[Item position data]
== == ==

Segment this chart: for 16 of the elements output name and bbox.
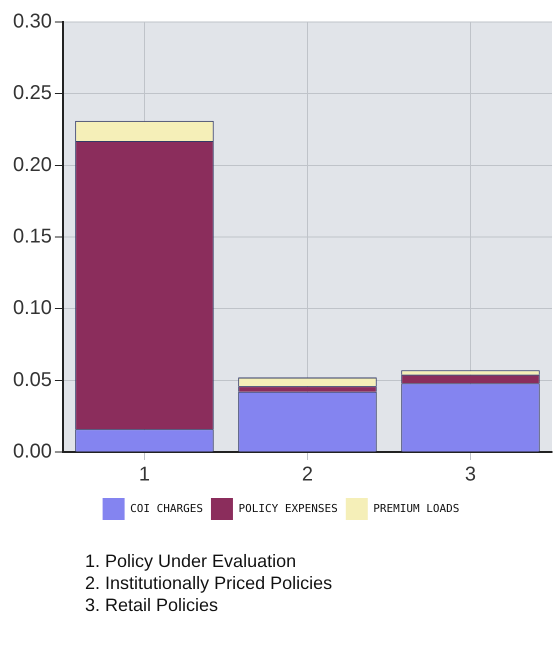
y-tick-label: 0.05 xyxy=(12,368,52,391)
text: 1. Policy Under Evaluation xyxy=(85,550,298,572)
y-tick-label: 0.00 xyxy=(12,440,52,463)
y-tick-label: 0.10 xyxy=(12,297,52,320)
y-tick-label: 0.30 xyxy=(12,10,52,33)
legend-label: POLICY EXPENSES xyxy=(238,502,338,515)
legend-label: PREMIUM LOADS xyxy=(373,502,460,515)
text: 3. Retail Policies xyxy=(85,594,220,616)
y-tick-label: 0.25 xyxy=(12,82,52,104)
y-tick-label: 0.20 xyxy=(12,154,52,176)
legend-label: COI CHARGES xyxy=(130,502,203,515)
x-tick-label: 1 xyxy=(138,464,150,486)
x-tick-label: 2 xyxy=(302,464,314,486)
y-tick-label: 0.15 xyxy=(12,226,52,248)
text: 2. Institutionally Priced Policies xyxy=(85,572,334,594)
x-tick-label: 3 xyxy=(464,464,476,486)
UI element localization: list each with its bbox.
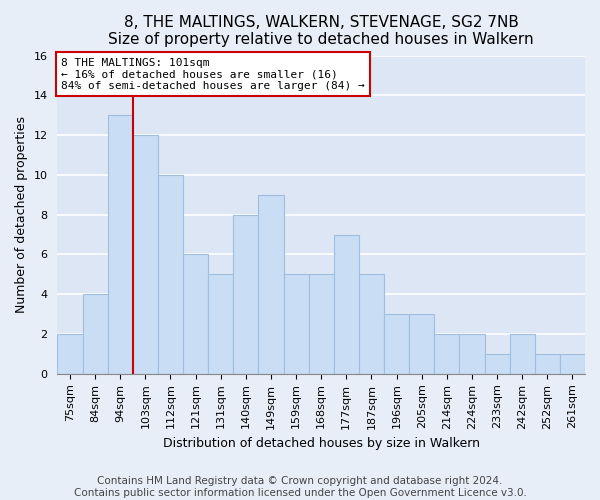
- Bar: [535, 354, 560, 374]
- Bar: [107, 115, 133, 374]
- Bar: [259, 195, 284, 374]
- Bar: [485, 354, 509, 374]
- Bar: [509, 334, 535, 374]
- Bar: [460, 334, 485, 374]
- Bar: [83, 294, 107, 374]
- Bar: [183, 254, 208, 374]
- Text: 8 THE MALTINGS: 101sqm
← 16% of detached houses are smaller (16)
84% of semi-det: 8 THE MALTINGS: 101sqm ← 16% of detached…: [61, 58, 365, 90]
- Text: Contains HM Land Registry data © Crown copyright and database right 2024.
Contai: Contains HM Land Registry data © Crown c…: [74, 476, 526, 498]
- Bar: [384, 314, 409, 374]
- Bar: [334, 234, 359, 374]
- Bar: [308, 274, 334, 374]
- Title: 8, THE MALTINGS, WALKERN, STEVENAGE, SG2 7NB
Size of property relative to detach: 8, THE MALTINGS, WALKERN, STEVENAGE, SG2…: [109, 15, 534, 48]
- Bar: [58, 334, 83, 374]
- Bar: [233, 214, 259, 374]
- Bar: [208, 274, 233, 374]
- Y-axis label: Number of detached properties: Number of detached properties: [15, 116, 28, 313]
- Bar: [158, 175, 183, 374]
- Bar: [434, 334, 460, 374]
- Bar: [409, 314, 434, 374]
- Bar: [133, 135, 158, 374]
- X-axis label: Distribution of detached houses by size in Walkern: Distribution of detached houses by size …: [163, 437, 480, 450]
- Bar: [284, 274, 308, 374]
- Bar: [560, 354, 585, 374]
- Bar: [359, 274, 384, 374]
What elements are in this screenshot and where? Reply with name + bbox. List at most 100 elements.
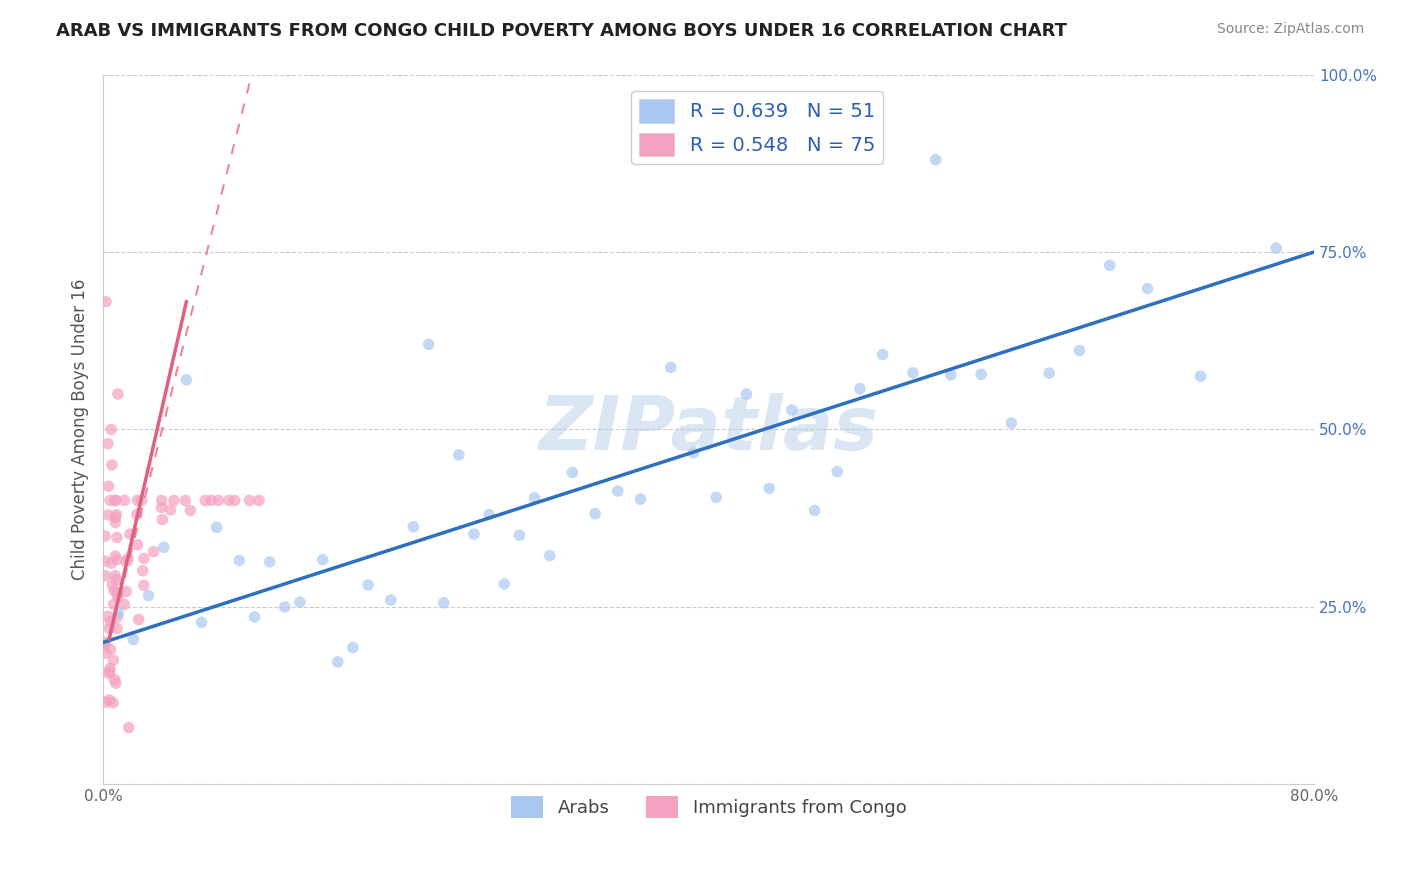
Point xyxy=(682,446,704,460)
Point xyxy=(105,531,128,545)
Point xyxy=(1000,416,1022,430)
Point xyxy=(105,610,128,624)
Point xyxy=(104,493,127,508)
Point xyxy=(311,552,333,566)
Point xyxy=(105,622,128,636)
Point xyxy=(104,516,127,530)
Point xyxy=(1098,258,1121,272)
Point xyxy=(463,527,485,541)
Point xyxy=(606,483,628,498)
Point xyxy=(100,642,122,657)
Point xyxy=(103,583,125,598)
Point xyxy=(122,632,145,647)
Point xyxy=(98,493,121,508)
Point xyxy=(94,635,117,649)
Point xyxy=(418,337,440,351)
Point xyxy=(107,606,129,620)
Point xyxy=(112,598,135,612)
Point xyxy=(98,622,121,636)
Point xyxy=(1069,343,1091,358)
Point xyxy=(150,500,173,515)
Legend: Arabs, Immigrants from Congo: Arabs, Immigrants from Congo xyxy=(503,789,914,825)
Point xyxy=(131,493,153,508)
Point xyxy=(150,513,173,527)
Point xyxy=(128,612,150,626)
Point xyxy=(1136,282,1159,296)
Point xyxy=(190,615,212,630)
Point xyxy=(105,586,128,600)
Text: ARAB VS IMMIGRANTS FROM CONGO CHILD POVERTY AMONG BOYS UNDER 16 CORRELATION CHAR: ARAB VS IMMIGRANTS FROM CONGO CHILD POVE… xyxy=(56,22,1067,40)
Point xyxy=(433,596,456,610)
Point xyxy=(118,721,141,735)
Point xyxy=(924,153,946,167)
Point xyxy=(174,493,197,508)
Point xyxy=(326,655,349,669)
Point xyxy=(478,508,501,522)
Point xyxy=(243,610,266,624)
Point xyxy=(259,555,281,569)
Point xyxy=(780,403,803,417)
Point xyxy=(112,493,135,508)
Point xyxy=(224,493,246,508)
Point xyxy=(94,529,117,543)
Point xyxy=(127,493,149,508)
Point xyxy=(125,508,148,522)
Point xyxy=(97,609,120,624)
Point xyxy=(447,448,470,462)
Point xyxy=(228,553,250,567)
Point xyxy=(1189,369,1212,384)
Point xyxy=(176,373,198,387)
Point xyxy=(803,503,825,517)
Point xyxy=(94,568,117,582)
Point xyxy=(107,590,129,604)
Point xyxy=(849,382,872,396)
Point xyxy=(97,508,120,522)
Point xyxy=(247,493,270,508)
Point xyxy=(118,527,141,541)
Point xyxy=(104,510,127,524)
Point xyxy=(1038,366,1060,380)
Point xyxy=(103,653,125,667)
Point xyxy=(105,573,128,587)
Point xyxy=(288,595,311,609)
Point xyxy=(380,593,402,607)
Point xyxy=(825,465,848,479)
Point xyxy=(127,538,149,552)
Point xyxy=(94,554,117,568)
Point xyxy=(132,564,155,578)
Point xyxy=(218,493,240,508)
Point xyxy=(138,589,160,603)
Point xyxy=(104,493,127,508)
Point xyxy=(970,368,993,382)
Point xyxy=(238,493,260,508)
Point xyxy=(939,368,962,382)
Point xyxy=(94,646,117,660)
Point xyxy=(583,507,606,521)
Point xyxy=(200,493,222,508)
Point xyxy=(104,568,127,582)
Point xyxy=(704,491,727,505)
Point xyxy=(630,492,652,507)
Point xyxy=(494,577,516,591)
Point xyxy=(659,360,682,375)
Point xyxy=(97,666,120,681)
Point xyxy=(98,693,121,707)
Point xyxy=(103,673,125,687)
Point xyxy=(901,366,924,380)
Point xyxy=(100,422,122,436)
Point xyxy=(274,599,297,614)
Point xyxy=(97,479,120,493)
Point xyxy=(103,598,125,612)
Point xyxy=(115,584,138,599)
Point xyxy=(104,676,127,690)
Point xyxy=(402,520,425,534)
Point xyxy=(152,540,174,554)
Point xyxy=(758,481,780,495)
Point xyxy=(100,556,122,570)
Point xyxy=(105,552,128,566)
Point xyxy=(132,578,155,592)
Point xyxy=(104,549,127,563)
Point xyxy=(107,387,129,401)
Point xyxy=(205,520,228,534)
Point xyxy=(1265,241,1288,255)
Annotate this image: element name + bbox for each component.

== == ==

**What to do**
Copy all of the data above line for line, without changing anything. Leave out the picture markers.

**Full answer**
Segment this chart: for 16 of the elements output name and bbox.
y-tick-label: 0.05 xyxy=(12,368,52,391)
text: 1. Policy Under Evaluation xyxy=(85,550,298,572)
y-tick-label: 0.00 xyxy=(12,440,52,463)
y-tick-label: 0.10 xyxy=(12,297,52,320)
y-tick-label: 0.30 xyxy=(12,10,52,33)
legend-label: POLICY EXPENSES xyxy=(238,502,338,515)
legend-label: PREMIUM LOADS xyxy=(373,502,460,515)
text: 3. Retail Policies xyxy=(85,594,220,616)
y-tick-label: 0.25 xyxy=(12,82,52,104)
y-tick-label: 0.20 xyxy=(12,154,52,176)
legend-label: COI CHARGES xyxy=(130,502,203,515)
x-tick-label: 1 xyxy=(138,464,150,486)
x-tick-label: 2 xyxy=(302,464,314,486)
y-tick-label: 0.15 xyxy=(12,226,52,248)
text: 2. Institutionally Priced Policies xyxy=(85,572,334,594)
x-tick-label: 3 xyxy=(464,464,476,486)
UI element localization: list each with its bbox.
- Bar: [535, 354, 560, 374]
- Bar: [107, 115, 133, 374]
- Bar: [259, 195, 284, 374]
- Bar: [485, 354, 509, 374]
- Bar: [509, 334, 535, 374]
- Bar: [460, 334, 485, 374]
- Bar: [83, 294, 107, 374]
- Bar: [183, 254, 208, 374]
- Text: 8 THE MALTINGS: 101sqm
← 16% of detached houses are smaller (16)
84% of semi-det: 8 THE MALTINGS: 101sqm ← 16% of detached…: [61, 58, 365, 90]
- Text: Contains HM Land Registry data © Crown copyright and database right 2024.
Contai: Contains HM Land Registry data © Crown c…: [74, 476, 526, 498]
- Bar: [384, 314, 409, 374]
- Bar: [334, 234, 359, 374]
- Bar: [308, 274, 334, 374]
- Title: 8, THE MALTINGS, WALKERN, STEVENAGE, SG2 7NB
Size of property relative to detach: 8, THE MALTINGS, WALKERN, STEVENAGE, SG2…: [109, 15, 534, 48]
- Bar: [58, 334, 83, 374]
- Bar: [233, 214, 259, 374]
- Bar: [208, 274, 233, 374]
- Y-axis label: Number of detached properties: Number of detached properties: [15, 116, 28, 313]
- Bar: [158, 175, 183, 374]
- Bar: [434, 334, 460, 374]
- Bar: [409, 314, 434, 374]
- Bar: [133, 135, 158, 374]
- X-axis label: Distribution of detached houses by size in Walkern: Distribution of detached houses by size …: [163, 437, 480, 450]
- Bar: [284, 274, 308, 374]
- Bar: [560, 354, 585, 374]
- Bar: [359, 274, 384, 374]
What elements are in this screenshot and where? Reply with name + bbox. List at most 100 elements.
Point xyxy=(682,446,704,460)
Point xyxy=(105,531,128,545)
Point xyxy=(1000,416,1022,430)
Point xyxy=(105,610,128,624)
Point xyxy=(104,493,127,508)
Point xyxy=(311,552,333,566)
Point xyxy=(105,622,128,636)
Point xyxy=(104,516,127,530)
Point xyxy=(1098,258,1121,272)
Point xyxy=(463,527,485,541)
Point xyxy=(606,483,628,498)
Point xyxy=(100,642,122,657)
Point xyxy=(103,583,125,598)
Point xyxy=(122,632,145,647)
Point xyxy=(98,493,121,508)
Point xyxy=(94,635,117,649)
Point xyxy=(418,337,440,351)
Point xyxy=(107,606,129,620)
Point xyxy=(112,598,135,612)
Point xyxy=(98,622,121,636)
Point xyxy=(1069,343,1091,358)
Point xyxy=(150,500,173,515)
Legend: Arabs, Immigrants from Congo: Arabs, Immigrants from Congo xyxy=(503,789,914,825)
Point xyxy=(131,493,153,508)
Point xyxy=(150,513,173,527)
Point xyxy=(128,612,150,626)
Point xyxy=(1136,282,1159,296)
Point xyxy=(190,615,212,630)
Point xyxy=(105,586,128,600)
Text: ARAB VS IMMIGRANTS FROM CONGO CHILD POVERTY AMONG BOYS UNDER 16 CORRELATION CHAR: ARAB VS IMMIGRANTS FROM CONGO CHILD POVE… xyxy=(56,22,1067,40)
Point xyxy=(433,596,456,610)
Point xyxy=(118,721,141,735)
Point xyxy=(924,153,946,167)
Point xyxy=(174,493,197,508)
Point xyxy=(326,655,349,669)
Point xyxy=(478,508,501,522)
Point xyxy=(243,610,266,624)
Point xyxy=(259,555,281,569)
Point xyxy=(780,403,803,417)
Point xyxy=(112,493,135,508)
Point xyxy=(224,493,246,508)
Point xyxy=(94,529,117,543)
Point xyxy=(127,493,149,508)
Point xyxy=(125,508,148,522)
Point xyxy=(97,609,120,624)
Point xyxy=(447,448,470,462)
Point xyxy=(228,553,250,567)
Point xyxy=(1189,369,1212,384)
Point xyxy=(176,373,198,387)
Point xyxy=(803,503,825,517)
Point xyxy=(94,568,117,582)
Point xyxy=(107,590,129,604)
Point xyxy=(849,382,872,396)
Point xyxy=(97,508,120,522)
Point xyxy=(247,493,270,508)
Point xyxy=(118,527,141,541)
Point xyxy=(104,510,127,524)
Point xyxy=(1038,366,1060,380)
Point xyxy=(103,653,125,667)
Point xyxy=(105,573,128,587)
Point xyxy=(288,595,311,609)
Point xyxy=(380,593,402,607)
Point xyxy=(825,465,848,479)
Point xyxy=(127,538,149,552)
Point xyxy=(94,554,117,568)
Point xyxy=(132,564,155,578)
Point xyxy=(218,493,240,508)
Point xyxy=(138,589,160,603)
Point xyxy=(104,493,127,508)
Point xyxy=(970,368,993,382)
Point xyxy=(238,493,260,508)
Point xyxy=(939,368,962,382)
Point xyxy=(94,646,117,660)
Point xyxy=(583,507,606,521)
Point xyxy=(200,493,222,508)
Point xyxy=(104,568,127,582)
Point xyxy=(704,491,727,505)
Point xyxy=(630,492,652,507)
Point xyxy=(494,577,516,591)
Point xyxy=(659,360,682,375)
Point xyxy=(97,666,120,681)
Point xyxy=(98,693,121,707)
Point xyxy=(103,673,125,687)
Point xyxy=(901,366,924,380)
Point xyxy=(100,422,122,436)
Point xyxy=(274,599,297,614)
Point xyxy=(97,479,120,493)
Point xyxy=(103,598,125,612)
Point xyxy=(115,584,138,599)
Point xyxy=(104,676,127,690)
Point xyxy=(402,520,425,534)
Point xyxy=(152,540,174,554)
Point xyxy=(758,481,780,495)
Point xyxy=(100,556,122,570)
Point xyxy=(105,552,128,566)
Point xyxy=(132,578,155,592)
Point xyxy=(104,549,127,563)
Point xyxy=(107,387,129,401)
Point xyxy=(205,520,228,534)
Point xyxy=(1265,241,1288,255)
Annotate this image: element name + bbox for each component.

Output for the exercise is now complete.